▶ _RECORD EXTRACTS_
------------------------------------------------------------

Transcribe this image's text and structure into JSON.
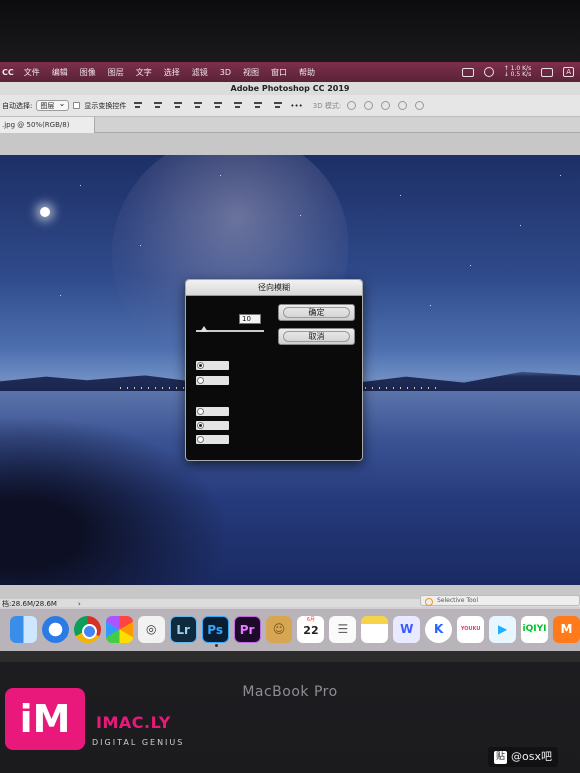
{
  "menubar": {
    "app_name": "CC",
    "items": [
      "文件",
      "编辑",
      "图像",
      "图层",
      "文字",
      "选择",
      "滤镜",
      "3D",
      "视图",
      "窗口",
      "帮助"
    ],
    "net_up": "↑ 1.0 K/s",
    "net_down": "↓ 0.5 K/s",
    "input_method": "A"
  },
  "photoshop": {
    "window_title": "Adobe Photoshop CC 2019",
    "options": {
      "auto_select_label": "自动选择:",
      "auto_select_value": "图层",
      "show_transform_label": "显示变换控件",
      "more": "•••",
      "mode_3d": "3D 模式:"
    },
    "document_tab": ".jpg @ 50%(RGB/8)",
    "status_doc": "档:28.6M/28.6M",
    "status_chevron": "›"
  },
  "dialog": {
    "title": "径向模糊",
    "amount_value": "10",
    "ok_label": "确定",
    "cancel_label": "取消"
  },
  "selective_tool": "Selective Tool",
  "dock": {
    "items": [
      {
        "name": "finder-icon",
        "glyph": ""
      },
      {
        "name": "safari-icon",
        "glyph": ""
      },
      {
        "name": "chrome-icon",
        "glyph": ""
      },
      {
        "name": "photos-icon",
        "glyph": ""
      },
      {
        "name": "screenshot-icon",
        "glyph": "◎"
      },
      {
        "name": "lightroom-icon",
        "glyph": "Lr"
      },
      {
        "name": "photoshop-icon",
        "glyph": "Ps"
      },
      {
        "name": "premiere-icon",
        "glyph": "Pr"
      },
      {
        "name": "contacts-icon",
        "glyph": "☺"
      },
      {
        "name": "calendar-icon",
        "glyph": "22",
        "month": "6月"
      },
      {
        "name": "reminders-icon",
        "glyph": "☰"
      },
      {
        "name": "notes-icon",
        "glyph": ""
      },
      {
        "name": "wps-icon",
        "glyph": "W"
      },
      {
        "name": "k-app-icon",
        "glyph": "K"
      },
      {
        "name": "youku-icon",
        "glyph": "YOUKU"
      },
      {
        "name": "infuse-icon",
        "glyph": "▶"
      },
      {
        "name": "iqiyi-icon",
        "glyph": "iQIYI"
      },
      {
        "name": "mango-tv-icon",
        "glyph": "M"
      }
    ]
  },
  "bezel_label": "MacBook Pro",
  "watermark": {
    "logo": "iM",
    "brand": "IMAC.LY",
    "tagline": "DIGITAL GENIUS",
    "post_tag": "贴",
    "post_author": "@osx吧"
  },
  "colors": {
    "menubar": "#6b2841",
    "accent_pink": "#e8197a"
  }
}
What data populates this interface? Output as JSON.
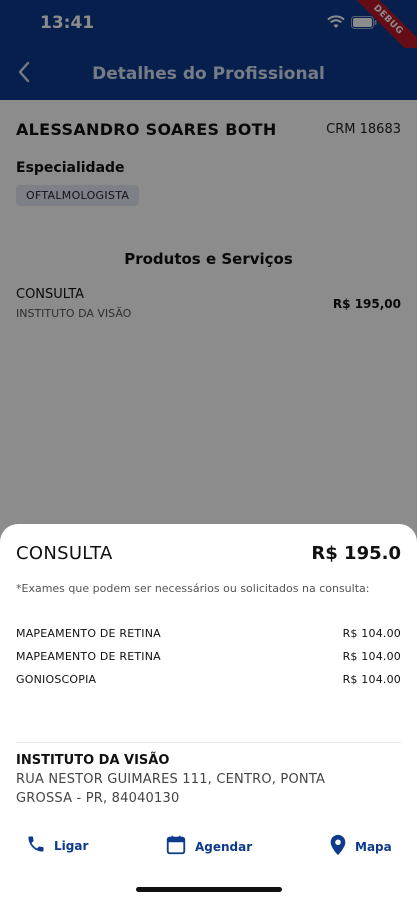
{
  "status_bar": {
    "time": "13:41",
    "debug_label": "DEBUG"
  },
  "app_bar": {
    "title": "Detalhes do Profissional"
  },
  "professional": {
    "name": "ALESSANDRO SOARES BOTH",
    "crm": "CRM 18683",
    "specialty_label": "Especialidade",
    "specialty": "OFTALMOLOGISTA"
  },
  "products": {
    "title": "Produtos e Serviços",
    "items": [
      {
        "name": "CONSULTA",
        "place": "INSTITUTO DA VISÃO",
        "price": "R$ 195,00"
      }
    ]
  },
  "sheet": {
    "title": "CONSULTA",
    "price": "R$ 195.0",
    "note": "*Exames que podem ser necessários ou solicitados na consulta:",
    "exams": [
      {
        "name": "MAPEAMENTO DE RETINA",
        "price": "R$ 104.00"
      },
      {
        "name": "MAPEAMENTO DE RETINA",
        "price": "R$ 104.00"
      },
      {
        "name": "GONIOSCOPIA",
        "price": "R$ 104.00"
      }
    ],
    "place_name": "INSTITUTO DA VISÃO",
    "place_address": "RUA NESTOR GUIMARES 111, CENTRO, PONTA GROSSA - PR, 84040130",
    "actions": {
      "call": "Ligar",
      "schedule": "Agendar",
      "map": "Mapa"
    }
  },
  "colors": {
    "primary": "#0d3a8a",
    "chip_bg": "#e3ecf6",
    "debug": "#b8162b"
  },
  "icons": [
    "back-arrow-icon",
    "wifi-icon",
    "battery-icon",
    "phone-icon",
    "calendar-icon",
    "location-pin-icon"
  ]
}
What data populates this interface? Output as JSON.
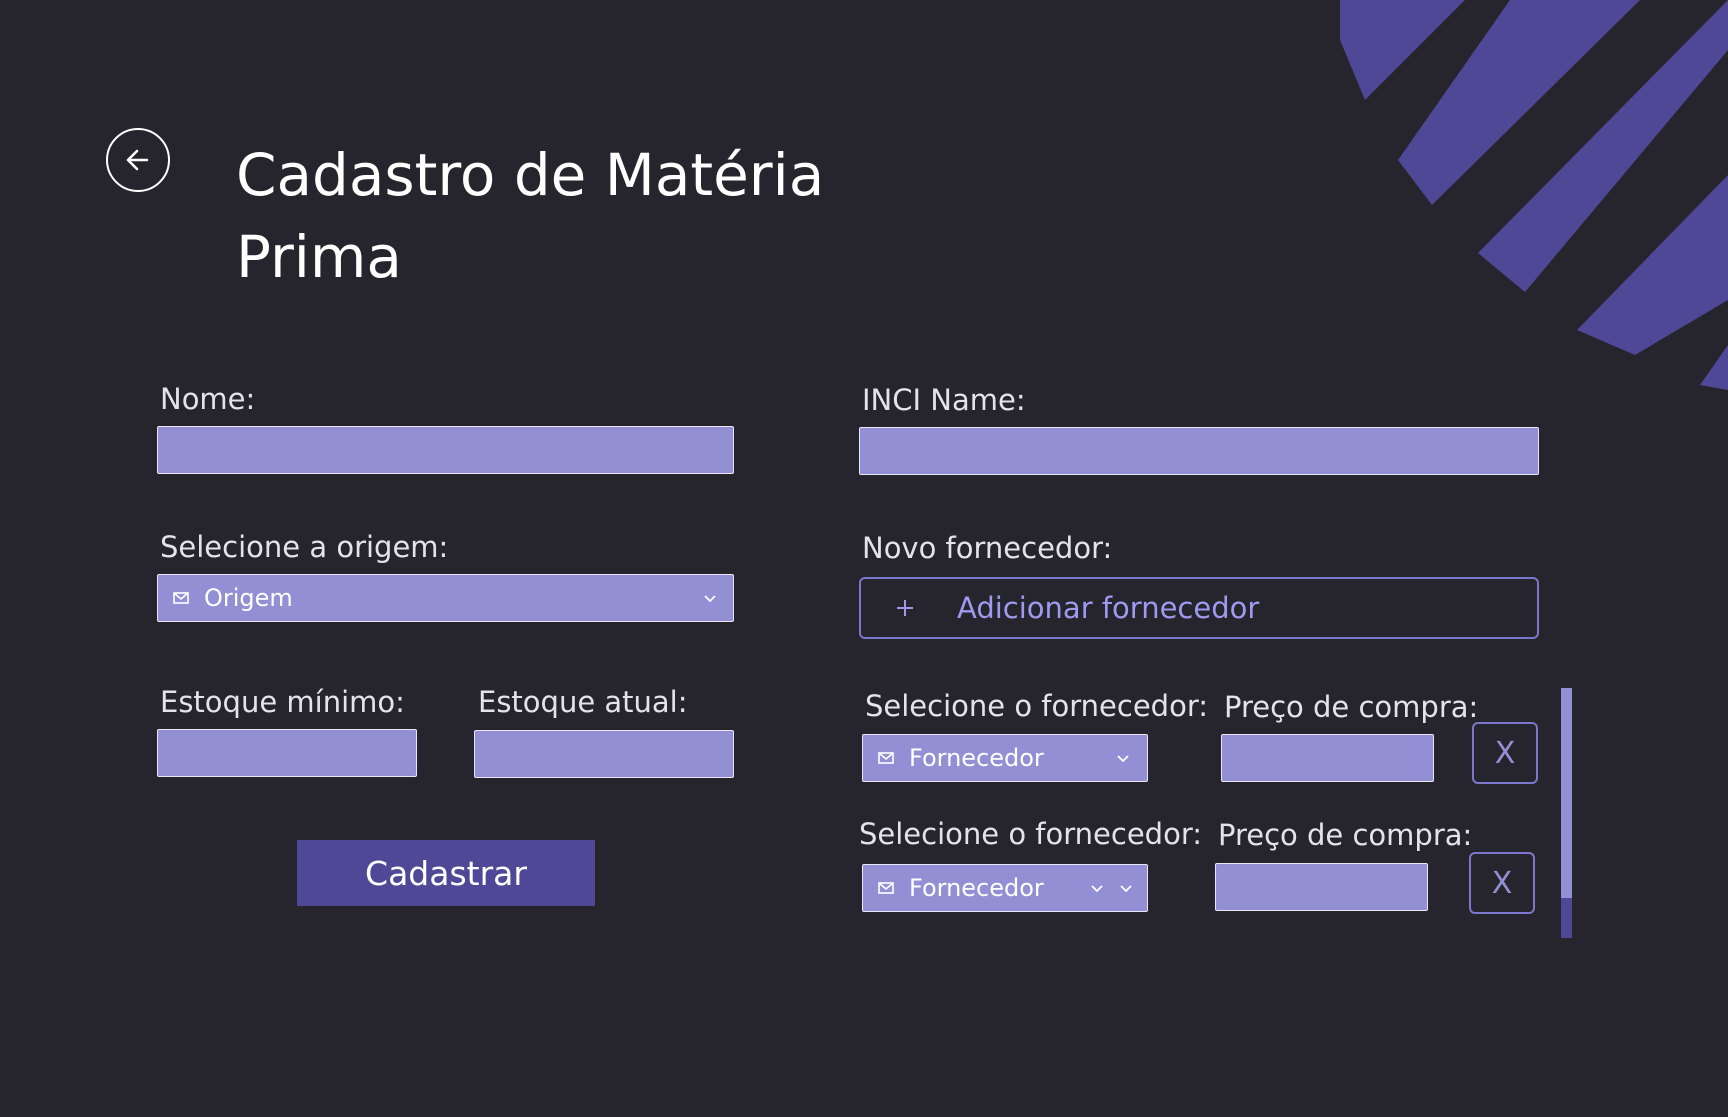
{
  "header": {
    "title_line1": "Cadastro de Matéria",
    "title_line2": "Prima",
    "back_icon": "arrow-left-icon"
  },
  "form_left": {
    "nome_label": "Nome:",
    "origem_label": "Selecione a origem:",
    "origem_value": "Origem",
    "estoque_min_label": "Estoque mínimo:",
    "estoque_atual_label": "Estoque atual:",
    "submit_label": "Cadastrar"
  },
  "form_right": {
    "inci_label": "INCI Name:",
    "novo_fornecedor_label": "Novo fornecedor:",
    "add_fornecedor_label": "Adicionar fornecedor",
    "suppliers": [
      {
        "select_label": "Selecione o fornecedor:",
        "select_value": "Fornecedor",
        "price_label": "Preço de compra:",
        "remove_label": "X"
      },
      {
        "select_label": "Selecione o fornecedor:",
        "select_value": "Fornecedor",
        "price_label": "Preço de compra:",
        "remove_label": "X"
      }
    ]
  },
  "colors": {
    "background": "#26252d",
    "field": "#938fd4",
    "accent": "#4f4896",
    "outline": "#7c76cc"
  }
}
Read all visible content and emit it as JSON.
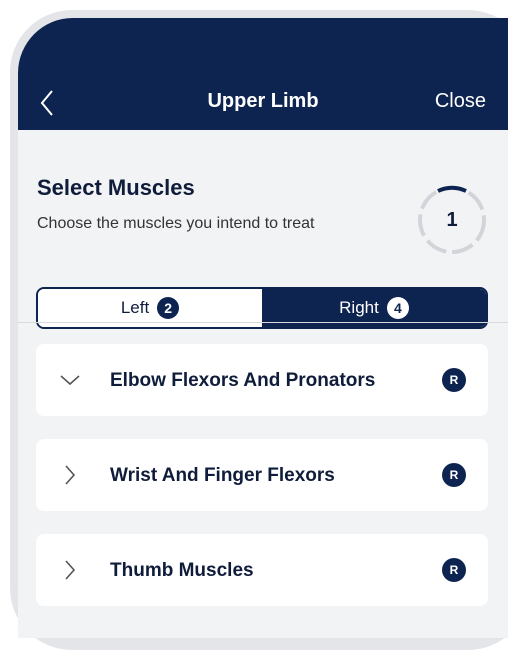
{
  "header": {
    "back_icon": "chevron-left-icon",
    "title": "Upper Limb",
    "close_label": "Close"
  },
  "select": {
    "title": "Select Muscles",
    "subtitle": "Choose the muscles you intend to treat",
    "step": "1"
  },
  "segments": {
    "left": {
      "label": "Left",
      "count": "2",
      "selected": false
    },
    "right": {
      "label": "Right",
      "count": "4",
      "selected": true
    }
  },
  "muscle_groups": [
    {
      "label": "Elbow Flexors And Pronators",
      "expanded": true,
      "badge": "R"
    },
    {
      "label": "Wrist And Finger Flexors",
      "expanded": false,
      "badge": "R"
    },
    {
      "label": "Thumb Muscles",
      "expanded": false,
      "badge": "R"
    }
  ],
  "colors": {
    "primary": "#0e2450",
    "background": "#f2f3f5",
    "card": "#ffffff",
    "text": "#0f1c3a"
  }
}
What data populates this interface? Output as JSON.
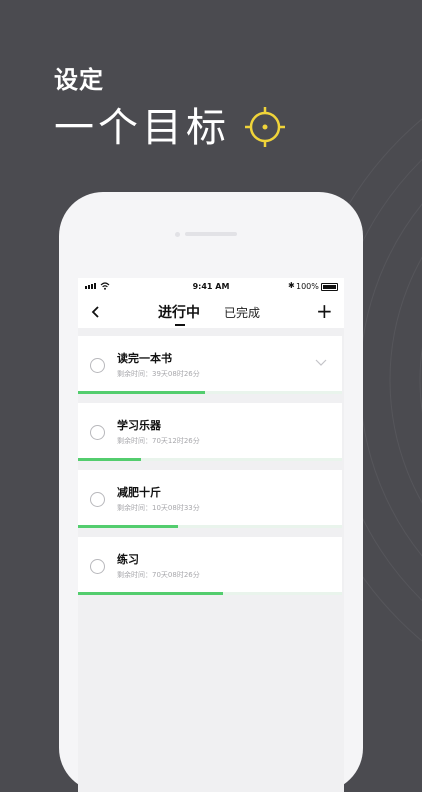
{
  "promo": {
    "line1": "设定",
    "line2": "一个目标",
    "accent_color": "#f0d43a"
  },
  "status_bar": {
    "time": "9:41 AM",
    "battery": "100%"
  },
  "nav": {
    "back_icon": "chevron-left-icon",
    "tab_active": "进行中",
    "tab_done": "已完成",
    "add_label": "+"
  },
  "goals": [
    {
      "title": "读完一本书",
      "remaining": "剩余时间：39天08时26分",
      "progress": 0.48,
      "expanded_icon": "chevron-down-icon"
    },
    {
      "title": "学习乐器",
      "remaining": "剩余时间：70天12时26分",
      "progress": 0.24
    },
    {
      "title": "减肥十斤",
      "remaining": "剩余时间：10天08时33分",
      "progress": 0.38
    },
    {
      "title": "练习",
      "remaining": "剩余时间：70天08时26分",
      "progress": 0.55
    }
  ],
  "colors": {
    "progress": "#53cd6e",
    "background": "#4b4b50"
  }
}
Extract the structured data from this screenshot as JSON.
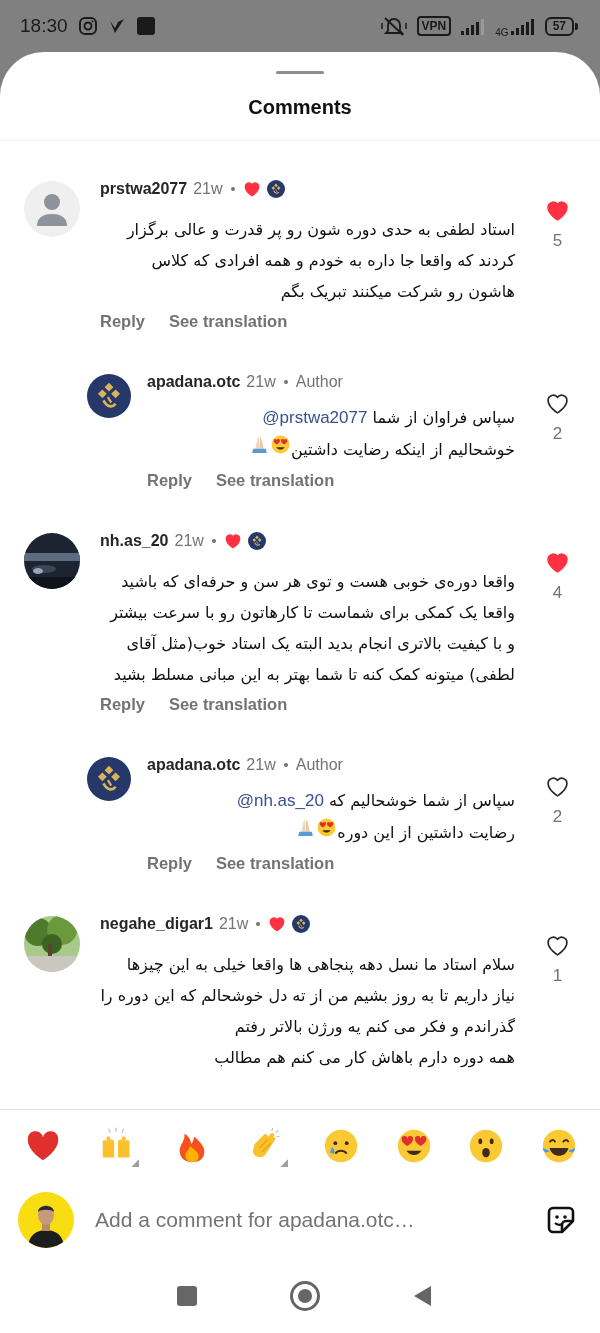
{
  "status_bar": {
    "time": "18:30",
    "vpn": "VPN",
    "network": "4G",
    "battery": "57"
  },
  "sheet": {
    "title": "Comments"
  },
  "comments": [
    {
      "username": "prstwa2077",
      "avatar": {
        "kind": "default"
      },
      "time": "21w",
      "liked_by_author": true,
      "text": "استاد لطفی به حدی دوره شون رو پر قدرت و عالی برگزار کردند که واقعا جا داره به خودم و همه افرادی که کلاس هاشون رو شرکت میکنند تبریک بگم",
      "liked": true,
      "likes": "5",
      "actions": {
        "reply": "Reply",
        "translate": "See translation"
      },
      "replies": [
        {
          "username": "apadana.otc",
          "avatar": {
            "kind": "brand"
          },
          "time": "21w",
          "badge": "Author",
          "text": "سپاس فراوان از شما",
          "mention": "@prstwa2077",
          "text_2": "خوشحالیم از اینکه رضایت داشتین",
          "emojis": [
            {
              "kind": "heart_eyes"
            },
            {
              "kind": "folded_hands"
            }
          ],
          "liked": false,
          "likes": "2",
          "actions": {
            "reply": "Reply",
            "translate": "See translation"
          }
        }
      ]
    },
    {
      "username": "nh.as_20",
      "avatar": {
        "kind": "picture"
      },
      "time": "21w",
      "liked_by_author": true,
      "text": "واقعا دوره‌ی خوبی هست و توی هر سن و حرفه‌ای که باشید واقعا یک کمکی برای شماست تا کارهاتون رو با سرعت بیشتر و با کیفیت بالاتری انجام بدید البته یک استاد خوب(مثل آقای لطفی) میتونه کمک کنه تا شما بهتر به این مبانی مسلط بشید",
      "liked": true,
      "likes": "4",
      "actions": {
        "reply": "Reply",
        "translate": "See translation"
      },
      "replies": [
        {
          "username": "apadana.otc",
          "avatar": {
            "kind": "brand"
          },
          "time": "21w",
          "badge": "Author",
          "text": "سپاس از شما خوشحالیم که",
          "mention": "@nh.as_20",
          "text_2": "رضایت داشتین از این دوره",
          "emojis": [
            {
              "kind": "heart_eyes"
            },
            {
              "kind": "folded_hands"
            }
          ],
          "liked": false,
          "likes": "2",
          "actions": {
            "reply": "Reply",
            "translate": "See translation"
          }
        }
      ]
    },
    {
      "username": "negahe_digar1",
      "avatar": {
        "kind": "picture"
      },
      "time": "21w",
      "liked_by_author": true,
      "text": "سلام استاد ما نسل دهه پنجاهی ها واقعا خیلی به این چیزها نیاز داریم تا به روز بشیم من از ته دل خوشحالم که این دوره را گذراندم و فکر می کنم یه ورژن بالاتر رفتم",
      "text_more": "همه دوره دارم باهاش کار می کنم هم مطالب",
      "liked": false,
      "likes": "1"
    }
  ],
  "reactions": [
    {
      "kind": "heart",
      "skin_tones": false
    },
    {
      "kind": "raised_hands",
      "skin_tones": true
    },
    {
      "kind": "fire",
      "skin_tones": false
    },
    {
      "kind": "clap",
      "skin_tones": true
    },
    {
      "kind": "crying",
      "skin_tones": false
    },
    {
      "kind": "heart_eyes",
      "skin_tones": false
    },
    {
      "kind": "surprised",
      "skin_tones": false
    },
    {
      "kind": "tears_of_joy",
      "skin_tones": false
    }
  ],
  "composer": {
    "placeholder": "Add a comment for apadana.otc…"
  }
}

------------------------------------------------------------

▶ _WHAT YOU WILL DO_
Above are the records. Identify each line that contains the word "likes".

▶ _RESPONSE TO THE TASK_
      "likes": "5",
          "likes": "2",
      "likes": "4",
          "likes": "2",
      "likes": "1"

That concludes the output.